_Raw data_.
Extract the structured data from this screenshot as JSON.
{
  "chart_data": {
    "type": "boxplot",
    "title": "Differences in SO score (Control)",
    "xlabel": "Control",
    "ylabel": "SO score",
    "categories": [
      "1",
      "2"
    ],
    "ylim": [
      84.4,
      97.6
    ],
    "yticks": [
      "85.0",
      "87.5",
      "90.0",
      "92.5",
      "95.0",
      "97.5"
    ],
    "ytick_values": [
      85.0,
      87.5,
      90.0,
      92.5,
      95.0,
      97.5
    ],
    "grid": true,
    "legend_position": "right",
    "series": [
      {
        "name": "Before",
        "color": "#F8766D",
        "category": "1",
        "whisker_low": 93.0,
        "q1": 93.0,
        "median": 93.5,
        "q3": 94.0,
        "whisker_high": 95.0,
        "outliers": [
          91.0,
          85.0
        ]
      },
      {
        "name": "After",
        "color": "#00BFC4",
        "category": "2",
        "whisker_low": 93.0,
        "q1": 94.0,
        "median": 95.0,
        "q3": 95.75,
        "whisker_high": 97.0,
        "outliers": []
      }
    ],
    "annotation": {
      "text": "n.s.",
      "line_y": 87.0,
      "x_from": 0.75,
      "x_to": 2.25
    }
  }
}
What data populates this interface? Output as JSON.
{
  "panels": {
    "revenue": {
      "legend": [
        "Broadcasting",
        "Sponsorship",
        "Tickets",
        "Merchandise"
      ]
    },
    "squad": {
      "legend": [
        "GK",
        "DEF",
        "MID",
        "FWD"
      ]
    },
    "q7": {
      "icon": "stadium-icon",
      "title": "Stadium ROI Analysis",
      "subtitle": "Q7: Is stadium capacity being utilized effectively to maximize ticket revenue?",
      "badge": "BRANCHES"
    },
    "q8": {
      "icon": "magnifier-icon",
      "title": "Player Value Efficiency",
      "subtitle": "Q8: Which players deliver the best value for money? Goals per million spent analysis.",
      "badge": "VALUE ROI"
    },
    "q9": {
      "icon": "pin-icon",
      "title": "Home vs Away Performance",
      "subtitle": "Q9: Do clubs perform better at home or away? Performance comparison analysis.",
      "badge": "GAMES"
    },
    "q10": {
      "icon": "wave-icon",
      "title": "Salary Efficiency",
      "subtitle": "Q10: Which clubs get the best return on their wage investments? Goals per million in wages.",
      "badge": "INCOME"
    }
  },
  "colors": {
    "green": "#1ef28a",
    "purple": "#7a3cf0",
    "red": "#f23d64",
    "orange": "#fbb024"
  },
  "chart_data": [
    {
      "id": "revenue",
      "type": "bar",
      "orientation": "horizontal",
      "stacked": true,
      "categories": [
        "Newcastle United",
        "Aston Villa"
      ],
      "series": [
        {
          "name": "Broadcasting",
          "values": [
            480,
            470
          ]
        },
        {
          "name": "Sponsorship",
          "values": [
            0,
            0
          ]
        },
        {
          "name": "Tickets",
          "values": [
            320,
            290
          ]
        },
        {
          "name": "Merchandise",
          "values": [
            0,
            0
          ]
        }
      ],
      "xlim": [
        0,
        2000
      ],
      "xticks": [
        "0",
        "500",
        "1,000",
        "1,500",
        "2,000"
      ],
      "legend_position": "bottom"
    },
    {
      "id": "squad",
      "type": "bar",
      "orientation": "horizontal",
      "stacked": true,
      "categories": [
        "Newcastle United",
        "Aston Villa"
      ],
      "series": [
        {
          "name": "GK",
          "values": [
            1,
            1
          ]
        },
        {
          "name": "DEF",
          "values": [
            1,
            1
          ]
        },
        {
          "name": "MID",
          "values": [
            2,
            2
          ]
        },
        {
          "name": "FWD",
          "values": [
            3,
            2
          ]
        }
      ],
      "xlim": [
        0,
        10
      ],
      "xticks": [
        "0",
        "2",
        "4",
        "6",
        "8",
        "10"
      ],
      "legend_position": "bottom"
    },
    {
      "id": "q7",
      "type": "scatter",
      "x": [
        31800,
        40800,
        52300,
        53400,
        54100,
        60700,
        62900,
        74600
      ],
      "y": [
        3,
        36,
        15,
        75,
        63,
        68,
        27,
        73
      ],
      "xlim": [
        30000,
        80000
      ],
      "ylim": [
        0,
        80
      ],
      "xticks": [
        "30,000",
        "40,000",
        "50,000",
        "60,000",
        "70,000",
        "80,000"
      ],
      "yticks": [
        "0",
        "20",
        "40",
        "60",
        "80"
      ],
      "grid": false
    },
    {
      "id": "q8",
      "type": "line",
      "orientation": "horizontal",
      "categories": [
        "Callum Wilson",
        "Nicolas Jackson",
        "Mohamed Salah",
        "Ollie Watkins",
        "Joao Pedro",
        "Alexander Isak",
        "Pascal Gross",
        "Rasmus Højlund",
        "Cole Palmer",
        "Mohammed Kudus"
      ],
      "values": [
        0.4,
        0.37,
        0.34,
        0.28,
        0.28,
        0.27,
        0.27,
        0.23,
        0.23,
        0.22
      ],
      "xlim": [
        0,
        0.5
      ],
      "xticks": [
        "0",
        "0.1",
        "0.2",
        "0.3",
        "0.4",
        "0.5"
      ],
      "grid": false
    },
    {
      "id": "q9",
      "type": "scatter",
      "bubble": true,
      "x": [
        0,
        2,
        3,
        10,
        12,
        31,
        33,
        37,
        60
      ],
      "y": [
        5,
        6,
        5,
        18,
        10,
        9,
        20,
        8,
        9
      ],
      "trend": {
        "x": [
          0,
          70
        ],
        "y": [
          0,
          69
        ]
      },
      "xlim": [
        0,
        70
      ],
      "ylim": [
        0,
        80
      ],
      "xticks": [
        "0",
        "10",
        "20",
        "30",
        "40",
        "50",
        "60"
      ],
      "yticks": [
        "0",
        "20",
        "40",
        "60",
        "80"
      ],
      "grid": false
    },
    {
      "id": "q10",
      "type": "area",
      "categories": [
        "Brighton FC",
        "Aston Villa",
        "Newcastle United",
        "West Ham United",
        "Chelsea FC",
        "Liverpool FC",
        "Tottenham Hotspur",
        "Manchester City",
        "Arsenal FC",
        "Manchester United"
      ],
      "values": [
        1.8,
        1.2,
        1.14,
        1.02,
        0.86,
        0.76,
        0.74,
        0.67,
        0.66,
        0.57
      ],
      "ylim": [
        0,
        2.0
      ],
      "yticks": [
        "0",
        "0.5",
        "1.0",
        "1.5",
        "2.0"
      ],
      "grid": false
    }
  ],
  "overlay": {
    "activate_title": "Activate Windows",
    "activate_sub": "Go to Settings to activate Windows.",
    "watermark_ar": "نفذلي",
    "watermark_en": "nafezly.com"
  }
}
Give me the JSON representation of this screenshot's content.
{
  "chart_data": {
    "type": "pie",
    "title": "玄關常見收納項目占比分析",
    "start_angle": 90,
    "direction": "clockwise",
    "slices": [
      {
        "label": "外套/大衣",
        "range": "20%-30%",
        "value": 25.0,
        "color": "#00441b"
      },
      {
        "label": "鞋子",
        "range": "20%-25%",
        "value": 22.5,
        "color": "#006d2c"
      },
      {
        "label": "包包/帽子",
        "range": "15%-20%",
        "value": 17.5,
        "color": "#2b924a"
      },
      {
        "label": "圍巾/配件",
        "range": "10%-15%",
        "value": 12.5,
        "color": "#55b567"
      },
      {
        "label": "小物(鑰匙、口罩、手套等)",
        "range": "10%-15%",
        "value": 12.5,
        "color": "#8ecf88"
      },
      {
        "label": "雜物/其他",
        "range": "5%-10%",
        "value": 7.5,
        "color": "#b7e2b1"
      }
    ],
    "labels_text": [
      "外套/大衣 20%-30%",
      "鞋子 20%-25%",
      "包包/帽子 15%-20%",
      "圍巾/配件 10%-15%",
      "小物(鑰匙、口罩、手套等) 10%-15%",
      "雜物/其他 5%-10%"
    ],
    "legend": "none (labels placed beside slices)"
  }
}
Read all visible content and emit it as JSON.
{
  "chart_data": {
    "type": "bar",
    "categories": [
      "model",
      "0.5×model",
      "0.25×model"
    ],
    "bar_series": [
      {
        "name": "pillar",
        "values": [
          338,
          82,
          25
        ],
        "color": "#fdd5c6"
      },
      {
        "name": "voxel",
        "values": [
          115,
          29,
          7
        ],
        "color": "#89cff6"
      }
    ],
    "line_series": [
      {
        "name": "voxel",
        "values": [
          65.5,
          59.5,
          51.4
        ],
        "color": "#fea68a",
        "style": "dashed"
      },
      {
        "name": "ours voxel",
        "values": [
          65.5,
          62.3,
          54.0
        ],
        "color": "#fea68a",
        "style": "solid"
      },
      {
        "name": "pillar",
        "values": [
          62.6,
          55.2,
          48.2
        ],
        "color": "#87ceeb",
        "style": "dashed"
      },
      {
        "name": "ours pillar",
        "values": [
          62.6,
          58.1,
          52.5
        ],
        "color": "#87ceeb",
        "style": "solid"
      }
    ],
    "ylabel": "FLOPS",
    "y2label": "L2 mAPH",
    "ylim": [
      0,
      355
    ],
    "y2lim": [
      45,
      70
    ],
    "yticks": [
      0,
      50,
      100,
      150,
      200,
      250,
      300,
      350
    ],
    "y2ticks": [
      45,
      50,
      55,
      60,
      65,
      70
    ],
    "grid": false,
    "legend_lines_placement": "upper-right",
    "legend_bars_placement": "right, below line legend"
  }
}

_Given task_. Repeat the line that contains "Read all visible content and emit it as JSON.", then every line after it until the records end, with nothing added.

_Full response_.
Read all visible content and emit it as JSON.
{
  "chart_data": {
    "type": "bar",
    "categories": [
      "model",
      "0.5×model",
      "0.25×model"
    ],
    "bar_series": [
      {
        "name": "pillar",
        "values": [
          338,
          82,
          25
        ],
        "color": "#fdd5c6"
      },
      {
        "name": "voxel",
        "values": [
          115,
          29,
          7
        ],
        "color": "#89cff6"
      }
    ],
    "line_series": [
      {
        "name": "voxel",
        "values": [
          65.5,
          59.5,
          51.4
        ],
        "color": "#fea68a",
        "style": "dashed"
      },
      {
        "name": "ours voxel",
        "values": [
          65.5,
          62.3,
          54.0
        ],
        "color": "#fea68a",
        "style": "solid"
      },
      {
        "name": "pillar",
        "values": [
          62.6,
          55.2,
          48.2
        ],
        "color": "#87ceeb",
        "style": "dashed"
      },
      {
        "name": "ours pillar",
        "values": [
          62.6,
          58.1,
          52.5
        ],
        "color": "#87ceeb",
        "style": "solid"
      }
    ],
    "ylabel": "FLOPS",
    "y2label": "L2 mAPH",
    "ylim": [
      0,
      355
    ],
    "y2lim": [
      45,
      70
    ],
    "yticks": [
      0,
      50,
      100,
      150,
      200,
      250,
      300,
      350
    ],
    "y2ticks": [
      45,
      50,
      55,
      60,
      65,
      70
    ],
    "grid": false,
    "legend_lines_placement": "upper-right",
    "legend_bars_placement": "right, below line legend"
  }
}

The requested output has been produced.